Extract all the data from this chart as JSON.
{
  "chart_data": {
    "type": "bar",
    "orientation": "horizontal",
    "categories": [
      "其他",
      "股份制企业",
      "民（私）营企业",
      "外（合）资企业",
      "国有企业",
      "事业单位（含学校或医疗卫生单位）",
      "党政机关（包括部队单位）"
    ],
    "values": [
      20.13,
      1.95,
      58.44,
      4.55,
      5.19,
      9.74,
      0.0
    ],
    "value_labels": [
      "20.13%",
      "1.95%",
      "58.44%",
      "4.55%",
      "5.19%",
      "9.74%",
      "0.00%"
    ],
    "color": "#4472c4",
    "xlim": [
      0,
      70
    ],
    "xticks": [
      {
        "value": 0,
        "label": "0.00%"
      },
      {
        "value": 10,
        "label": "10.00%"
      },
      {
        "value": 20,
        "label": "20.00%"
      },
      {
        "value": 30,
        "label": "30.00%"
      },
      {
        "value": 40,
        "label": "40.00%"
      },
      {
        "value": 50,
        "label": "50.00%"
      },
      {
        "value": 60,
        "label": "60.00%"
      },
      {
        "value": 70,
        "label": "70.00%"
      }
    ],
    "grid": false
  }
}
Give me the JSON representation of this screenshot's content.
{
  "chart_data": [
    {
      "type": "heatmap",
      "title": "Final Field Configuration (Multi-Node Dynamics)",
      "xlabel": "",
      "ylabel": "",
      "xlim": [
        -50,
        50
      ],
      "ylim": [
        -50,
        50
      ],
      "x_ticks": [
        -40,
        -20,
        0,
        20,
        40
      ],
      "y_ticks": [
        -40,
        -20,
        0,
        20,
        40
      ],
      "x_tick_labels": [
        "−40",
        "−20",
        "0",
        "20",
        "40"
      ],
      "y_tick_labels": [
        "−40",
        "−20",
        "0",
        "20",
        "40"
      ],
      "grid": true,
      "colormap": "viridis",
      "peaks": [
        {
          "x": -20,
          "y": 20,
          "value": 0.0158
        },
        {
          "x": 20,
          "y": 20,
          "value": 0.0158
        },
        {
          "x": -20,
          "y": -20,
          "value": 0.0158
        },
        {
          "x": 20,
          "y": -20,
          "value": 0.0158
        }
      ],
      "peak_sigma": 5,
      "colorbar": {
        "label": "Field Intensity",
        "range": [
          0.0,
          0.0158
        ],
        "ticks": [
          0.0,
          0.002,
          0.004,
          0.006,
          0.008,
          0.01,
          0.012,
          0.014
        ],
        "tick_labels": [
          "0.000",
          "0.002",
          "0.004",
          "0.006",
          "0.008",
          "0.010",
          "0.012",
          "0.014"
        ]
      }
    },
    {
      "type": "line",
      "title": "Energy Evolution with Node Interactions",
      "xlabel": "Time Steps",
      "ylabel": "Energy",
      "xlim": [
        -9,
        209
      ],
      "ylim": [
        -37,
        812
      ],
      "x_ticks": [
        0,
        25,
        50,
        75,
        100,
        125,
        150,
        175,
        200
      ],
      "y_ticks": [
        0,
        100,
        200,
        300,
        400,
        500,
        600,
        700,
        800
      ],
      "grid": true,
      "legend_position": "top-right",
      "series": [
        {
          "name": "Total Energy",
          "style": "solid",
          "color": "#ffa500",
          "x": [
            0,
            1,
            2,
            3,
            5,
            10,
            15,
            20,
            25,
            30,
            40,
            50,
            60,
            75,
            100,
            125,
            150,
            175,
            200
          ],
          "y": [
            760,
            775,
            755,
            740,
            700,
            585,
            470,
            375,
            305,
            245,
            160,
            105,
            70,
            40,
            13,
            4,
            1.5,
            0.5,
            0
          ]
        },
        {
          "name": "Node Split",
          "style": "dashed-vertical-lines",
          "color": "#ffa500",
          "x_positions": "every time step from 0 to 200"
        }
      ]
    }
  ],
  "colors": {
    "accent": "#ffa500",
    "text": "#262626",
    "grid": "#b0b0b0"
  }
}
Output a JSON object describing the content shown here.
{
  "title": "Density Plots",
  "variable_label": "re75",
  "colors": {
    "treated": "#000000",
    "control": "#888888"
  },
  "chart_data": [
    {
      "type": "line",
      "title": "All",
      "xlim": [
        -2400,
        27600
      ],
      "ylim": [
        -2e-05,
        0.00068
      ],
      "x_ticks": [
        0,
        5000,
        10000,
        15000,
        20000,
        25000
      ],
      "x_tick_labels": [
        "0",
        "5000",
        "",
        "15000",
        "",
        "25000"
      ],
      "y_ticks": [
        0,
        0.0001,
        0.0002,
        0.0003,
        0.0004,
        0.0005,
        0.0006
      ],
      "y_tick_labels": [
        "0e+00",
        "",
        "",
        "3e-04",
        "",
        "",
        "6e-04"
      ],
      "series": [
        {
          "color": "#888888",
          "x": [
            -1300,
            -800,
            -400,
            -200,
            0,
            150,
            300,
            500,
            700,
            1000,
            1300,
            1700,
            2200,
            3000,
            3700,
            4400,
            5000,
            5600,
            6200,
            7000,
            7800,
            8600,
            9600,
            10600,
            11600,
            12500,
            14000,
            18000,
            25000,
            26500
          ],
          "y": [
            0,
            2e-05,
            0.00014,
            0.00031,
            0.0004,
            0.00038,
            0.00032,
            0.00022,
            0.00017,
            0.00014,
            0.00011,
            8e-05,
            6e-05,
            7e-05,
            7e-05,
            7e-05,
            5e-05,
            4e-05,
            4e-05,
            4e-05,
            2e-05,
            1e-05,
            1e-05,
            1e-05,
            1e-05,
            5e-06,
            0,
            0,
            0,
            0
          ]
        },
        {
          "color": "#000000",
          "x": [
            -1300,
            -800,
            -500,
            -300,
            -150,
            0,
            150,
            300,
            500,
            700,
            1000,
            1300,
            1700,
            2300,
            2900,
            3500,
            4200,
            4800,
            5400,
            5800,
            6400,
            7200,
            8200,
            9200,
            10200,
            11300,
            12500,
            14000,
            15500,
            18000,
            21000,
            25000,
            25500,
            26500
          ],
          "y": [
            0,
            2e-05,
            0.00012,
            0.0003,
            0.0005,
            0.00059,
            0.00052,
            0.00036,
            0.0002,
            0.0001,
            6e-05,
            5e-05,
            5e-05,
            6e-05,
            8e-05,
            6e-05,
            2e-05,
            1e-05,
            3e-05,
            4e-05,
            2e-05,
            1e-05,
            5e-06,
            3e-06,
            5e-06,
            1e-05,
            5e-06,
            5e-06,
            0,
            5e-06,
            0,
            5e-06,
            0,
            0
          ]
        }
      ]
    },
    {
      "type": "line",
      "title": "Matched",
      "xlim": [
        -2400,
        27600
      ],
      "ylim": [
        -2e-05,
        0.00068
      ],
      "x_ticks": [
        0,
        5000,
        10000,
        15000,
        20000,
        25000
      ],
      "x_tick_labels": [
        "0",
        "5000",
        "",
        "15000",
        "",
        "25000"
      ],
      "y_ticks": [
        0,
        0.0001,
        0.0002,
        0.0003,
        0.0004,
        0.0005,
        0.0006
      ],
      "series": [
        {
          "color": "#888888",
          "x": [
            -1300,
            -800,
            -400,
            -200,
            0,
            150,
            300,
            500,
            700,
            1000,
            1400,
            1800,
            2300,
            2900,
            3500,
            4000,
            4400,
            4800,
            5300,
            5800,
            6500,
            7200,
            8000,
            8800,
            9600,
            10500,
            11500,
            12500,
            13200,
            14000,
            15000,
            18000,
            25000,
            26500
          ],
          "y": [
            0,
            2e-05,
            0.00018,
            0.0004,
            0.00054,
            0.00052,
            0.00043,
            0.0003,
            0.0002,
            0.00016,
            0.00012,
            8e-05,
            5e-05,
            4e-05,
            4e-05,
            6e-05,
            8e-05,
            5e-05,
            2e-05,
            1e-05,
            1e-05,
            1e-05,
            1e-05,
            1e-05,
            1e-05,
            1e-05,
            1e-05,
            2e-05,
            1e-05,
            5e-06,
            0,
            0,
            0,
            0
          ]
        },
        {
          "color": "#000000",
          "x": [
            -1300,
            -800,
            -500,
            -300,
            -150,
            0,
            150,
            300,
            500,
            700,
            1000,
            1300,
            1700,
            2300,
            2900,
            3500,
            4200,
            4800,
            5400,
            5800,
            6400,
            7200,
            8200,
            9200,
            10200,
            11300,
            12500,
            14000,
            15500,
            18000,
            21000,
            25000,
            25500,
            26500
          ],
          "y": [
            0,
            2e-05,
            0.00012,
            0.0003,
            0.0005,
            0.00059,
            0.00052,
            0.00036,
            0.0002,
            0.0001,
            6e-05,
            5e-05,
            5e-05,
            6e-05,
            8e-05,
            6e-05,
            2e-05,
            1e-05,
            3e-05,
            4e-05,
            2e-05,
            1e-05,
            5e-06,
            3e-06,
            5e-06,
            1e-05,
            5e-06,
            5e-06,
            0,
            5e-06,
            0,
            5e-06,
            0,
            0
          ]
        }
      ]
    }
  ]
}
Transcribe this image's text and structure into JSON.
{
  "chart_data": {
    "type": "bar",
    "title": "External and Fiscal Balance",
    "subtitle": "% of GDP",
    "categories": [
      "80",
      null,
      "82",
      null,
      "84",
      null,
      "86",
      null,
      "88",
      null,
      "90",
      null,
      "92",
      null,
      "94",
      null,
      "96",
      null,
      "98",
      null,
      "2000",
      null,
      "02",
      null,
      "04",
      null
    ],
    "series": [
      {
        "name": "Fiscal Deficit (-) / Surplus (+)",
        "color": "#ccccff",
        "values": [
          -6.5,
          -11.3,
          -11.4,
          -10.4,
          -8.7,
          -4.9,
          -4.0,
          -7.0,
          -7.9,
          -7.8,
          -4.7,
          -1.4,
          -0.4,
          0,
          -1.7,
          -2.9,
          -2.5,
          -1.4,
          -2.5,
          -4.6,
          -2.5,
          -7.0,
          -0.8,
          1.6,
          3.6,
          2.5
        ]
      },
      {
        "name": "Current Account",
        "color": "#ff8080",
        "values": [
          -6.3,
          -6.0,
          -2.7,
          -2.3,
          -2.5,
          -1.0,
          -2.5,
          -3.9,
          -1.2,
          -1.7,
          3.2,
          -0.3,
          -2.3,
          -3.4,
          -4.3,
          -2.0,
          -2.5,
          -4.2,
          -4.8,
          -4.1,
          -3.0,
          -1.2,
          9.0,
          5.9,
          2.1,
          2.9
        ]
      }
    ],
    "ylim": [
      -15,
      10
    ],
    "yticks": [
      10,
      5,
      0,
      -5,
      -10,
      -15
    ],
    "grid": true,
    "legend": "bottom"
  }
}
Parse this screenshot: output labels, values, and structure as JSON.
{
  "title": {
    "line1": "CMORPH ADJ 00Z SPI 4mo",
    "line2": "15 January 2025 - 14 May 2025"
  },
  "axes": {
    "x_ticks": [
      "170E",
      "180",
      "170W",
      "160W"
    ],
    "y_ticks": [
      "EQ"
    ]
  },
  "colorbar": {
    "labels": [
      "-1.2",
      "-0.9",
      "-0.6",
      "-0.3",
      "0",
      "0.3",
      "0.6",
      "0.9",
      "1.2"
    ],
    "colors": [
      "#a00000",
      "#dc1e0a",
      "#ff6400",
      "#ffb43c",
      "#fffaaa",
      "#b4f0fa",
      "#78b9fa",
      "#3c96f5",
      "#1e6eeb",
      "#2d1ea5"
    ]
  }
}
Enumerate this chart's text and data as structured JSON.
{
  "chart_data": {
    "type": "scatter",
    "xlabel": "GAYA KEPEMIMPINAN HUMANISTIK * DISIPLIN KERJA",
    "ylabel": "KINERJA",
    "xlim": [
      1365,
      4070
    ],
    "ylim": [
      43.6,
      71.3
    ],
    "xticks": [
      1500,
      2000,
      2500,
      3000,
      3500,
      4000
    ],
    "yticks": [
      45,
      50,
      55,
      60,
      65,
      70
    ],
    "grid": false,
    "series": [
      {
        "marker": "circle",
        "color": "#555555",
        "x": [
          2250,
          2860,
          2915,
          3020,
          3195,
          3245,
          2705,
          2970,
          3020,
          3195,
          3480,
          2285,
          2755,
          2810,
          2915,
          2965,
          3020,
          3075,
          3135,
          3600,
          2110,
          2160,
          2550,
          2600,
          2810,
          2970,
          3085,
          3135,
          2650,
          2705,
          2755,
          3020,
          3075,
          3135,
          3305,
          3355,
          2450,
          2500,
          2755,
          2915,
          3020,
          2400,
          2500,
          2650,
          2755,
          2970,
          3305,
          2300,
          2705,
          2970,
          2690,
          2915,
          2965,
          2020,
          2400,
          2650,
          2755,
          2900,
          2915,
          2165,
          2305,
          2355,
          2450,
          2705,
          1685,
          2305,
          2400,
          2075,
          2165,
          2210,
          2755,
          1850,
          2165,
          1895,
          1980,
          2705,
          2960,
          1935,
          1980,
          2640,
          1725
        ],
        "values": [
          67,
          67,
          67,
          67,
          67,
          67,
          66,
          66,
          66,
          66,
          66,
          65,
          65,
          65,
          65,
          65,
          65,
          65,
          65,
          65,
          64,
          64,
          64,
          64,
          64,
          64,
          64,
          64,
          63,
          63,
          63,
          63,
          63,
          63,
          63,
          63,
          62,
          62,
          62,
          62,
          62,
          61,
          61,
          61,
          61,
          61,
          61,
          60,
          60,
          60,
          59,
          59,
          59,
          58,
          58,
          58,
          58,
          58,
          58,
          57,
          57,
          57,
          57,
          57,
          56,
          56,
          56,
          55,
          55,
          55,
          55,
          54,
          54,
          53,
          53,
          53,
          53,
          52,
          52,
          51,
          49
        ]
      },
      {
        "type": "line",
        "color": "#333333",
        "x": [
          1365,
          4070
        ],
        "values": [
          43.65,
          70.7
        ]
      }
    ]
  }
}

****

**Aim of the exercise:**
State the number of lines holding the word "Fiscal" in the listing. Add nothing else.

**Output of the task:**
2